>>>
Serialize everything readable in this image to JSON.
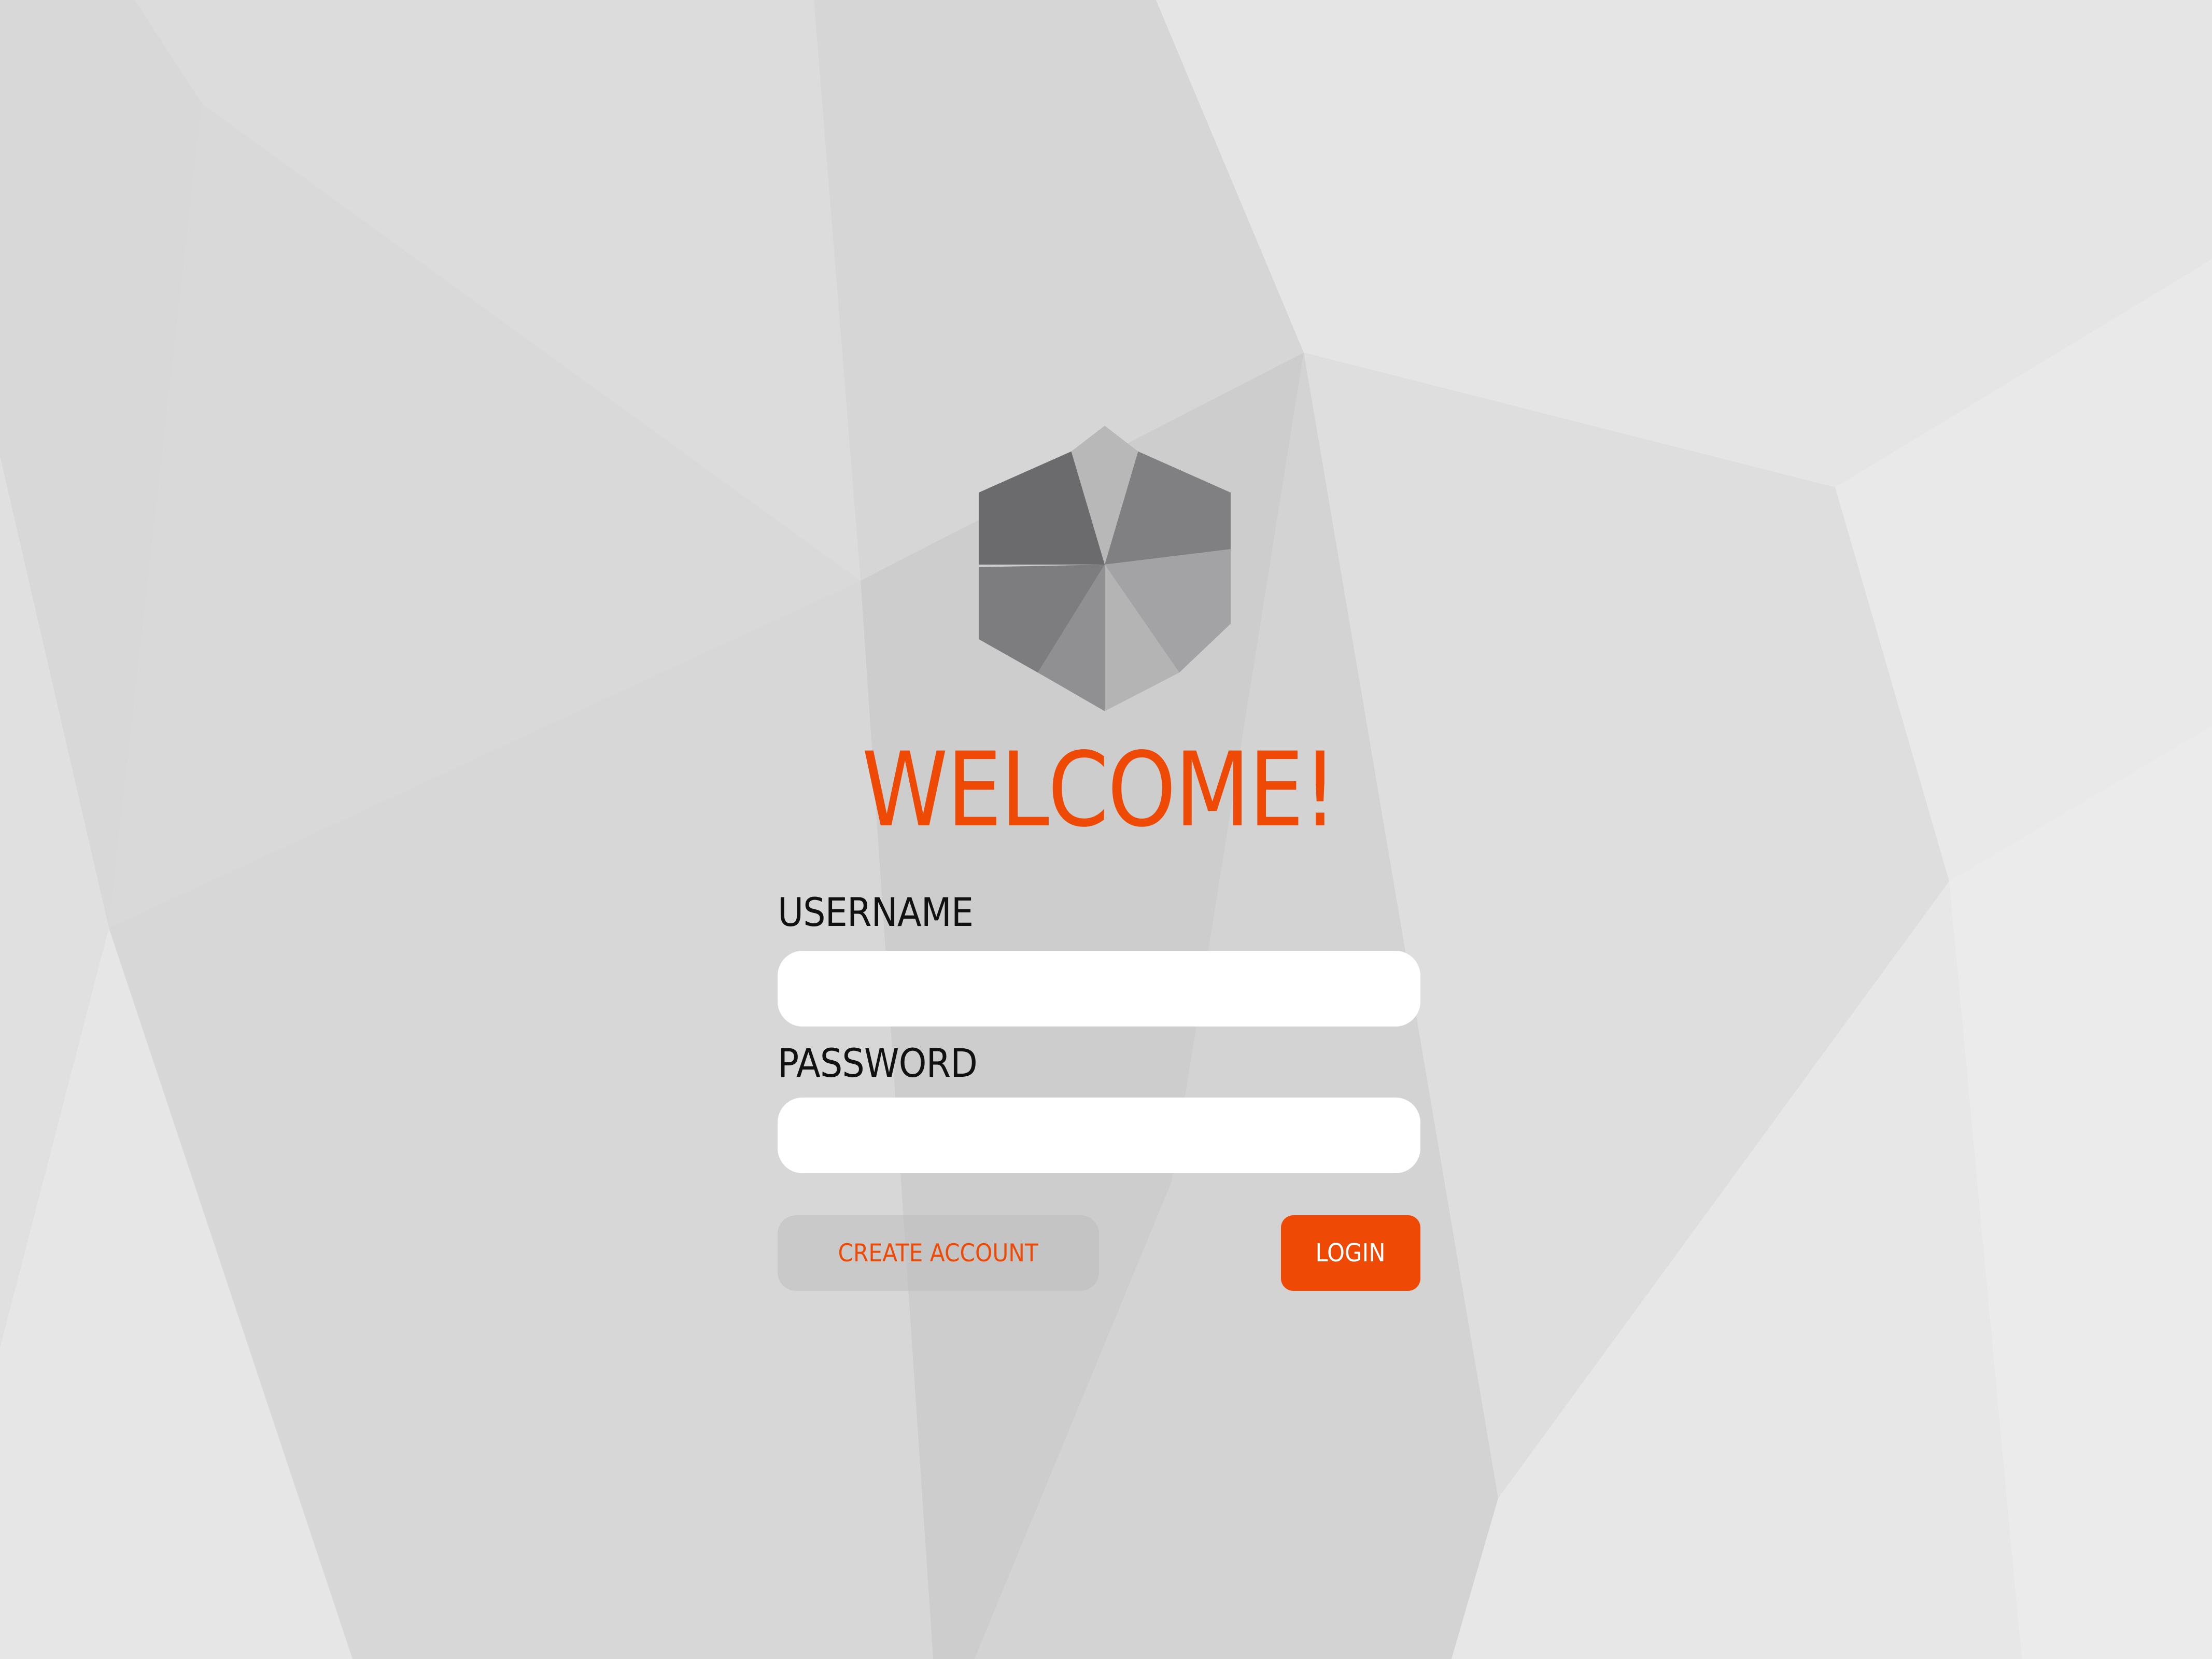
{
  "colors": {
    "accent": "#ee4a06",
    "background": "#e4e4e4",
    "field_background": "#ffffff",
    "label_text": "#111111",
    "secondary_button": "#cfcfcf"
  },
  "logo": {
    "icon": "hexagon-logo-icon"
  },
  "welcome": {
    "title": "WELCOME!"
  },
  "form": {
    "username_label": "USERNAME",
    "username_value": "",
    "password_label": "PASSWORD",
    "password_value": ""
  },
  "actions": {
    "create_account_label": "CREATE ACCOUNT",
    "login_label": "LOGIN"
  }
}
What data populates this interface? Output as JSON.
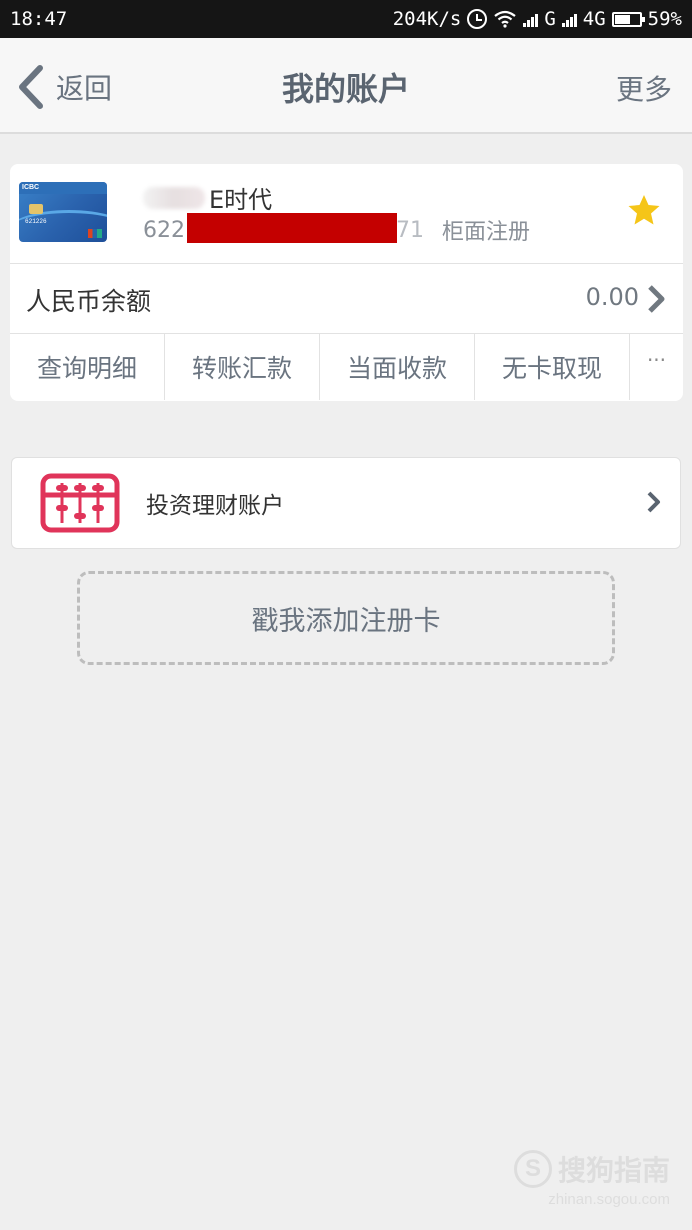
{
  "status_bar": {
    "time": "18:47",
    "net_speed": "204K/s",
    "network_g": "G",
    "network_4g": "4G",
    "battery": "59%"
  },
  "nav": {
    "back_label": "返回",
    "title": "我的账户",
    "more_label": "更多"
  },
  "account": {
    "name_suffix": "E时代",
    "card_number_prefix": "622",
    "card_number_suffix": "71",
    "register_type": "柜面注册",
    "card_logo_text": "ICBC",
    "card_number_print": "621226",
    "favorite": true,
    "balance_label": "人民币余额",
    "balance_value": "0.00",
    "actions": [
      "查询明细",
      "转账汇款",
      "当面收款",
      "无卡取现"
    ],
    "more_actions": "···"
  },
  "invest": {
    "label": "投资理财账户",
    "icon": "abacus-icon",
    "icon_color": "#e0345a"
  },
  "add_card": {
    "label": "戳我添加注册卡"
  },
  "watermark": {
    "logo": "S",
    "text": "搜狗指南",
    "url": "zhinan.sogou.com"
  },
  "colors": {
    "nav_text": "#6a7480",
    "redaction": "#c40000",
    "star": "#f5c518",
    "background": "#efefef"
  }
}
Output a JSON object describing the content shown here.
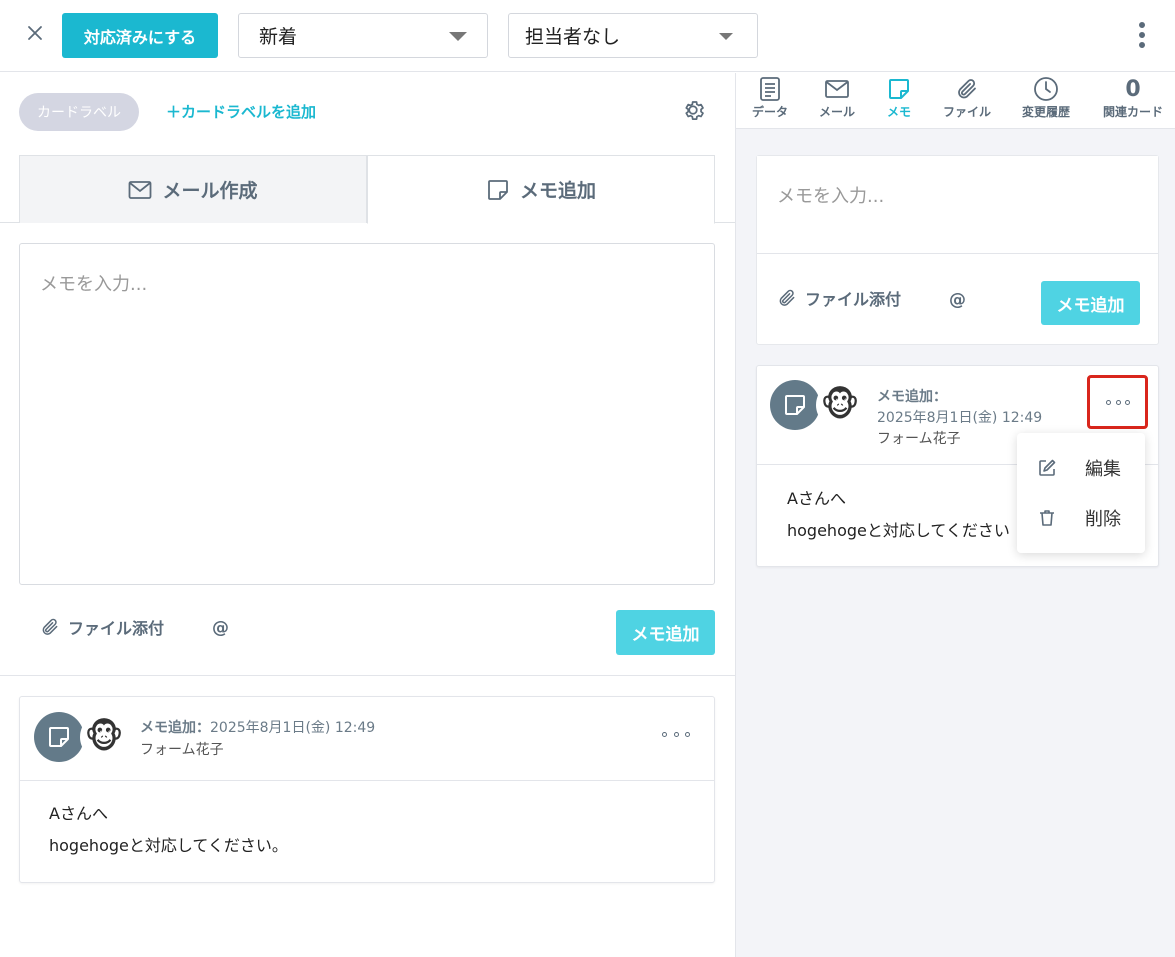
{
  "topbar": {
    "resolve_label": "対応済みにする",
    "status_value": "新着",
    "assignee_value": "担当者なし"
  },
  "left": {
    "card_label": "カードラベル",
    "add_label_link": "＋カードラベルを追加",
    "tabs": {
      "mail": "メール作成",
      "memo": "メモ追加"
    },
    "memo_placeholder": "メモを入力...",
    "file_attach": "ファイル添付",
    "mention": "@",
    "add_memo": "メモ追加",
    "memo_item": {
      "action": "メモ追加：",
      "timestamp": "2025年8月1日(金) 12:49",
      "author": "フォーム花子",
      "body_line1": "Aさんへ",
      "body_line2": "hogehogeと対応してください。"
    }
  },
  "right": {
    "tabs": [
      {
        "label": "データ",
        "icon": "document-icon"
      },
      {
        "label": "メール",
        "icon": "envelope-icon"
      },
      {
        "label": "メモ",
        "icon": "sticky-note-icon"
      },
      {
        "label": "ファイル",
        "icon": "paperclip-icon"
      },
      {
        "label": "変更履歴",
        "icon": "clock-icon"
      },
      {
        "label": "関連カード",
        "count": "0"
      }
    ],
    "memo_placeholder": "メモを入力...",
    "file_attach": "ファイル添付",
    "mention": "@",
    "add_memo": "メモ追加",
    "memo_item": {
      "action": "メモ追加：",
      "timestamp": "2025年8月1日(金) 12:49",
      "author": "フォーム花子",
      "body_line1": "Aさんへ",
      "body_line2": "hogehogeと対応してください"
    },
    "menu": {
      "edit": "編集",
      "delete": "削除"
    }
  },
  "colors": {
    "accent": "#1bb8d0",
    "button_light": "#4fd3e3",
    "highlight": "#d9261c",
    "avatar_bg": "#637a89"
  },
  "avatar_emoji": "🐵"
}
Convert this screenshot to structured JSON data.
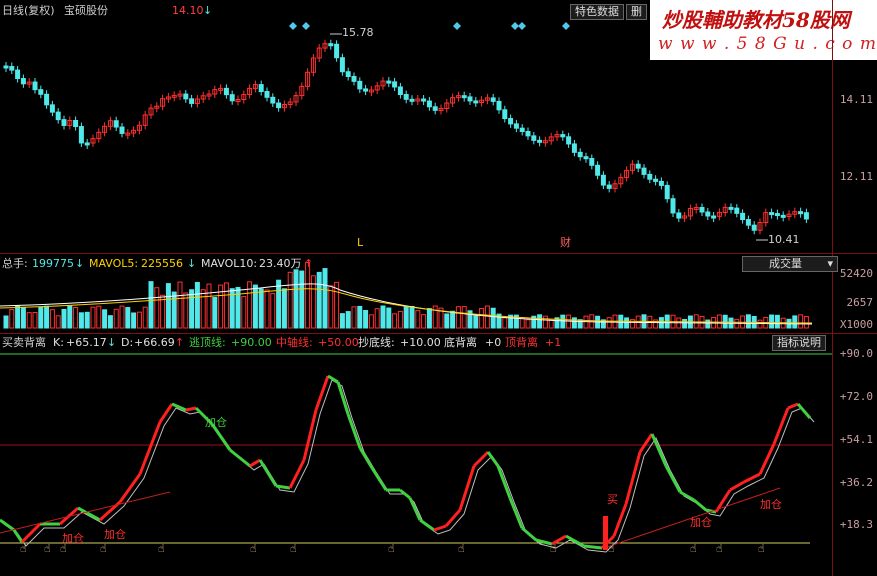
{
  "header": {
    "period": "日线(复权)",
    "stock_name": "宝硕股份",
    "price": "14.10",
    "price_arrow": "↓",
    "tabs": [
      "特色数据",
      "删"
    ]
  },
  "watermark": {
    "title": "炒股輔助教材58股网",
    "url": "w w w . 5 8 G u . c o m"
  },
  "price_chart": {
    "high_label": "15.78",
    "low_label": "10.41",
    "axis": [
      "14.11",
      "12.11"
    ],
    "markers": [
      "L",
      "财"
    ]
  },
  "volume_panel": {
    "label": "总手:",
    "value": "199775",
    "value_arrow": "↓",
    "mavol5_label": "MAVOL5:",
    "mavol5": "225556",
    "mavol5_arrow": "↓",
    "mavol10_label": "MAVOL10:",
    "mavol10": "23.40万",
    "mavol10_arrow": "↑",
    "dropdown": "成交量",
    "axis": [
      "52420",
      "2657",
      "X1000"
    ]
  },
  "indicator_panel": {
    "name": "买卖背离",
    "k_label": "K:",
    "k": "+65.17",
    "k_arrow": "↓",
    "d_label": "D:",
    "d": "+66.69",
    "d_arrow": "↑",
    "escape_label": "逃顶线:",
    "escape": "+90.00",
    "mid_label": "中轴线:",
    "mid": "+50.00",
    "bottom_label": "抄底线:",
    "bottom": "+10.00",
    "div_bottom_label": "底背离",
    "div_bottom": "+0",
    "div_top_label": "顶背离",
    "div_top": "+1",
    "help_button": "指标说明",
    "axis": [
      "+90.0",
      "+72.0",
      "+54.1",
      "+36.2",
      "+18.3"
    ],
    "annotations": [
      "加仓",
      "加仓",
      "加仓",
      "加仓",
      "加仓",
      "买"
    ]
  },
  "colors": {
    "up": "#ff3030",
    "down": "#50e8e8",
    "grid": "#7a1010",
    "k_up": "#ff2020",
    "k_down": "#40d040"
  }
}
<<<
EXERCISE OBJECTIVE :: Images do not belong in the copy; reproduce all other parts of the records above verbatim.

FULL ANSWER ::
Serialize everything readable in this image to JSON.
{
  "colors": {
    "accent": "#ee4a06",
    "background": "#e4e4e4",
    "field_background": "#ffffff",
    "label_text": "#111111",
    "secondary_button": "#cfcfcf"
  },
  "logo": {
    "icon": "hexagon-logo-icon"
  },
  "welcome": {
    "title": "WELCOME!"
  },
  "form": {
    "username_label": "USERNAME",
    "username_value": "",
    "password_label": "PASSWORD",
    "password_value": ""
  },
  "actions": {
    "create_account_label": "CREATE ACCOUNT",
    "login_label": "LOGIN"
  }
}
What data populates this interface? Output as JSON.
{
  "status_bar": {
    "time": "18:47",
    "net_speed": "204K/s",
    "network_g": "G",
    "network_4g": "4G",
    "battery": "59%"
  },
  "nav": {
    "back_label": "返回",
    "title": "我的账户",
    "more_label": "更多"
  },
  "account": {
    "name_suffix": "E时代",
    "card_number_prefix": "622",
    "card_number_suffix": "71",
    "register_type": "柜面注册",
    "card_logo_text": "ICBC",
    "card_number_print": "621226",
    "favorite": true,
    "balance_label": "人民币余额",
    "balance_value": "0.00",
    "actions": [
      "查询明细",
      "转账汇款",
      "当面收款",
      "无卡取现"
    ],
    "more_actions": "···"
  },
  "invest": {
    "label": "投资理财账户",
    "icon": "abacus-icon",
    "icon_color": "#e0345a"
  },
  "add_card": {
    "label": "戳我添加注册卡"
  },
  "watermark": {
    "logo": "S",
    "text": "搜狗指南",
    "url": "zhinan.sogou.com"
  },
  "colors": {
    "nav_text": "#6a7480",
    "redaction": "#c40000",
    "star": "#f5c518",
    "background": "#efefef"
  }
}
Output a JSON object describing the content shown here.
{
  "topbar": {
    "resolve_label": "対応済みにする",
    "status_value": "新着",
    "assignee_value": "担当者なし"
  },
  "left": {
    "card_label": "カードラベル",
    "add_label_link": "＋カードラベルを追加",
    "tabs": {
      "mail": "メール作成",
      "memo": "メモ追加"
    },
    "memo_placeholder": "メモを入力...",
    "file_attach": "ファイル添付",
    "mention": "@",
    "add_memo": "メモ追加",
    "memo_item": {
      "action": "メモ追加：",
      "timestamp": "2025年8月1日(金) 12:49",
      "author": "フォーム花子",
      "body_line1": "Aさんへ",
      "body_line2": "hogehogeと対応してください。"
    }
  },
  "right": {
    "tabs": [
      {
        "label": "データ",
        "icon": "document-icon"
      },
      {
        "label": "メール",
        "icon": "envelope-icon"
      },
      {
        "label": "メモ",
        "icon": "sticky-note-icon"
      },
      {
        "label": "ファイル",
        "icon": "paperclip-icon"
      },
      {
        "label": "変更履歴",
        "icon": "clock-icon"
      },
      {
        "label": "関連カード",
        "count": "0"
      }
    ],
    "memo_placeholder": "メモを入力...",
    "file_attach": "ファイル添付",
    "mention": "@",
    "add_memo": "メモ追加",
    "memo_item": {
      "action": "メモ追加：",
      "timestamp": "2025年8月1日(金) 12:49",
      "author": "フォーム花子",
      "body_line1": "Aさんへ",
      "body_line2": "hogehogeと対応してください"
    },
    "menu": {
      "edit": "編集",
      "delete": "削除"
    }
  },
  "colors": {
    "accent": "#1bb8d0",
    "button_light": "#4fd3e3",
    "highlight": "#d9261c",
    "avatar_bg": "#637a89"
  },
  "avatar_emoji": "🐵"
}
Convert this screenshot to structured JSON data.
{
  "header": {
    "period": "日线(复权)",
    "stock_name": "宝硕股份",
    "price": "14.10",
    "price_arrow": "↓",
    "tabs": [
      "特色数据",
      "删"
    ]
  },
  "watermark": {
    "title": "炒股輔助教材58股网",
    "url": "w w w . 5 8 G u . c o m"
  },
  "price_chart": {
    "high_label": "15.78",
    "low_label": "10.41",
    "axis": [
      "14.11",
      "12.11"
    ],
    "markers": [
      "L",
      "财"
    ]
  },
  "volume_panel": {
    "label": "总手:",
    "value": "199775",
    "value_arrow": "↓",
    "mavol5_label": "MAVOL5:",
    "mavol5": "225556",
    "mavol5_arrow": "↓",
    "mavol10_label": "MAVOL10:",
    "mavol10": "23.40万",
    "mavol10_arrow": "↑",
    "dropdown": "成交量",
    "axis": [
      "52420",
      "2657",
      "X1000"
    ]
  },
  "indicator_panel": {
    "name": "买卖背离",
    "k_label": "K:",
    "k": "+65.17",
    "k_arrow": "↓",
    "d_label": "D:",
    "d": "+66.69",
    "d_arrow": "↑",
    "escape_label": "逃顶线:",
    "escape": "+90.00",
    "mid_label": "中轴线:",
    "mid": "+50.00",
    "bottom_label": "抄底线:",
    "bottom": "+10.00",
    "div_bottom_label": "底背离",
    "div_bottom": "+0",
    "div_top_label": "顶背离",
    "div_top": "+1",
    "help_button": "指标说明",
    "axis": [
      "+90.0",
      "+72.0",
      "+54.1",
      "+36.2",
      "+18.3"
    ],
    "annotations": [
      "加仓",
      "加仓",
      "加仓",
      "加仓",
      "加仓",
      "买"
    ]
  },
  "colors": {
    "up": "#ff3030",
    "down": "#50e8e8",
    "grid": "#7a1010",
    "k_up": "#ff2020",
    "k_down": "#40d040"
  }
}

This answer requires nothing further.